* _Exercise directions_: Rewrite the stretch of the forum discussion from "Edgar if you" through "class, so what?", putting "working class" wherever "middle class" appears.

* _Text shown_:
Content starts
Better fit for this thread...
There is a default misconception that if we tax the rich, the poor will automatically get more money/benefits. Which is nonsense. The world is full of Robin Hood wannabes.
Literally no one has ever said that Ed. Literally no one believes anything happens automatically ffs. This is a strawman bro. This is why we support Universal Health Care, Amendment to overturn Citizens United, raising minimum wage, strengthening regulations and never allowing the finance industry to sell the lie again that they are capable of self-regulating.
The default misconception is actually that trickle down economics is anything but debunked feel-good bullshit for greedy people. Voodoo economics.
Edgar if you really want top have an in-depth economics debate I am game. That goes for anyone out there that believes in the assumptions of neo-classical economics (Hayek, Friedman, Thomas Sowell types). Any one that believes neo-classical economics is welcome to tag me whenever.
I'm already getting mileage out
@Cheesy last article
"The US economy was never as strong, nor its middle class as secure, as during the three decades when the real minimum wage and the overtime threshold and public subsidies for higher education were at their peak. Medicare for All wouldn’t burden employers; it would relieve them of their costliest employee benefit. And if we do need to raise taxes on the wealthy in order to rebuild the middle class, so what?
There is simply no correlation between top tax rates and growth. "
Content ends
* _Data for review_:
Content starts
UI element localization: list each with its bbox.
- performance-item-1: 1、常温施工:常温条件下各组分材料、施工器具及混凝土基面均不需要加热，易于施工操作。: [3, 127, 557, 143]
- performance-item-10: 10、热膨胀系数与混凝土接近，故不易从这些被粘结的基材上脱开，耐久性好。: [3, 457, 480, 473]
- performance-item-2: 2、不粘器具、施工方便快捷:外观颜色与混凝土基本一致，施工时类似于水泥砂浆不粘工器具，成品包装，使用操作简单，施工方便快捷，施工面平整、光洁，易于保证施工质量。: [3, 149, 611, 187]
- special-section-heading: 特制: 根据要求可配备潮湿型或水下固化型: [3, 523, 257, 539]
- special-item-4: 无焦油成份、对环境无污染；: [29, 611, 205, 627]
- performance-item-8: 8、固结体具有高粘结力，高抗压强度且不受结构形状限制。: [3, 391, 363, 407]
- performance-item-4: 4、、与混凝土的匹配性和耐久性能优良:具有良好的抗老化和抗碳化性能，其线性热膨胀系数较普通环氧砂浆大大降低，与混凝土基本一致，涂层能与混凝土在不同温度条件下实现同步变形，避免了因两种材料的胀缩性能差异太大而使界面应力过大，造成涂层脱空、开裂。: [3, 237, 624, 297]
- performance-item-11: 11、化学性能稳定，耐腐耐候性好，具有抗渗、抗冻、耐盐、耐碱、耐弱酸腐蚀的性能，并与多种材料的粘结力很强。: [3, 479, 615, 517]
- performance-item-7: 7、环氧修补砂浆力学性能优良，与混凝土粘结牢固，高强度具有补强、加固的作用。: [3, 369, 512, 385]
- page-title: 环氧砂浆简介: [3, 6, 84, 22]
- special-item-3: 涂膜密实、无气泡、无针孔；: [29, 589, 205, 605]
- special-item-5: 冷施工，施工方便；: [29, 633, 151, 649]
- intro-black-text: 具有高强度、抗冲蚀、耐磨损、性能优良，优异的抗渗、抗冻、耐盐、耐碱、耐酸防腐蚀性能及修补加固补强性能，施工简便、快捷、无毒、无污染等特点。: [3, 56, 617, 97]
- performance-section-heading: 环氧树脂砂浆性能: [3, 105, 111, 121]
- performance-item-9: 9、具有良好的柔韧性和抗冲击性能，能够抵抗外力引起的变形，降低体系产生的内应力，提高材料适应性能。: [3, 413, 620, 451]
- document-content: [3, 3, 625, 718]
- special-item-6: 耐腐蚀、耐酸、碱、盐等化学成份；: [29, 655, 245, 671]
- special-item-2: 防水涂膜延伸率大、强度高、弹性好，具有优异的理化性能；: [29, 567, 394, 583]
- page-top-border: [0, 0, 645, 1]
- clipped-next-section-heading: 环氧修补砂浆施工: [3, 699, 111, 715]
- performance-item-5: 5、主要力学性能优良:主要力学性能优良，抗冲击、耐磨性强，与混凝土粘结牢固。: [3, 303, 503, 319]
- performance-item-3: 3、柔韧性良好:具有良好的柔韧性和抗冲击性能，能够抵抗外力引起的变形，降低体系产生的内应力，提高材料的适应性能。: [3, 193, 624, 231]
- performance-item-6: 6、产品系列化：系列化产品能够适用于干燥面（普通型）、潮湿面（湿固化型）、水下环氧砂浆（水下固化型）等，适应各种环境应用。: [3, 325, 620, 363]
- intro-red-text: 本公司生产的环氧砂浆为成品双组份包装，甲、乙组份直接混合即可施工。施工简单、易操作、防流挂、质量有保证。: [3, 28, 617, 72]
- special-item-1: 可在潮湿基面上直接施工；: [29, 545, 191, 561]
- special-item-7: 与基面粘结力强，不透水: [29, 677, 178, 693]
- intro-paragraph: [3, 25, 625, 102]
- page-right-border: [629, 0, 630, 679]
Content ends
* _Written solution_:
Edgar if you really want top have an in-depth economics debate I am game. That goes for anyone out there that believes in the assumptions of neo-classical economics (Hayek, Friedman, Thomas Sowell types). Any one that believes neo-classical economics is welcome to tag me whenever.
I'm already getting mileage out
@Cheesy last article
"The US economy was never as strong, nor its working class as secure, as during the three decades when the real minimum wage and the overtime threshold and public subsidies for higher education were at their peak. Medicare for All wouldn’t burden employers; it would relieve them of their costliest employee benefit. And if we do need to raise taxes on the wealthy in order to rebuild the working class, so what?